[INSTRUCTIONS TO FOLLOW]
Filter the listing and keep only the lines with the word "document".

====================

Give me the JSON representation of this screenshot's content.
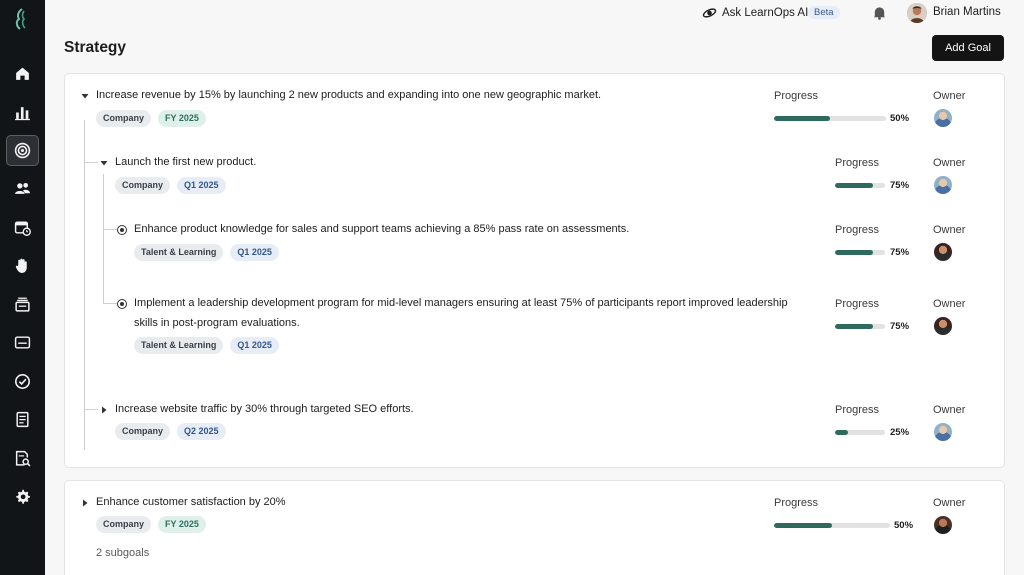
{
  "sidebar": {
    "items": [
      {
        "icon": "home-icon"
      },
      {
        "icon": "bar-chart-icon"
      },
      {
        "icon": "target-icon",
        "active": true
      },
      {
        "icon": "users-icon"
      },
      {
        "icon": "calendar-clock-icon"
      },
      {
        "icon": "hand-icon"
      },
      {
        "icon": "stack-icon"
      },
      {
        "icon": "card-icon"
      },
      {
        "icon": "check-circle-icon"
      },
      {
        "icon": "document-icon"
      },
      {
        "icon": "search-document-icon"
      },
      {
        "icon": "gear-icon"
      }
    ]
  },
  "topbar": {
    "ask_label": "Ask LearnOps AI",
    "beta_label": "Beta",
    "user_name": "Brian Martins"
  },
  "page": {
    "title": "Strategy",
    "add_goal_label": "Add Goal"
  },
  "labels": {
    "progress": "Progress",
    "owner": "Owner"
  },
  "goals": [
    {
      "title": "Increase revenue by 15% by launching 2 new products and expanding into one new geographic market.",
      "tags": [
        "Company",
        "FY 2025"
      ],
      "progress_pct": 50,
      "progress_text": "50%",
      "expanded": true
    },
    {
      "title": "Launch the first new product.",
      "tags": [
        "Company",
        "Q1 2025"
      ],
      "progress_pct": 75,
      "progress_text": "75%",
      "expanded": true
    },
    {
      "title": "Enhance product knowledge for sales and support teams achieving a 85% pass rate on assessments.",
      "tags": [
        "Talent & Learning",
        "Q1 2025"
      ],
      "progress_pct": 75,
      "progress_text": "75%"
    },
    {
      "title_line1": "Implement a leadership development program for mid-level managers ensuring at least 75% of participants report improved leadership",
      "title_line2": "skills in post-program evaluations.",
      "tags": [
        "Talent & Learning",
        "Q1 2025"
      ],
      "progress_pct": 75,
      "progress_text": "75%"
    },
    {
      "title": "Increase website traffic by 30% through targeted SEO efforts.",
      "tags": [
        "Company",
        "Q2 2025"
      ],
      "progress_pct": 25,
      "progress_text": "25%",
      "expanded": false
    },
    {
      "title": "Enhance customer satisfaction by 20%",
      "tags": [
        "Company",
        "FY 2025"
      ],
      "progress_pct": 50,
      "progress_text": "50%",
      "expanded": false,
      "subgoals_text": "2 subgoals"
    }
  ],
  "colors": {
    "sidebar_bg": "#111518",
    "progress_fill": "#2e6b5e",
    "primary_button": "#141414"
  }
}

====================

[TASK OUTPUT]
        "icon": "document-icon"
        "icon": "search-document-icon"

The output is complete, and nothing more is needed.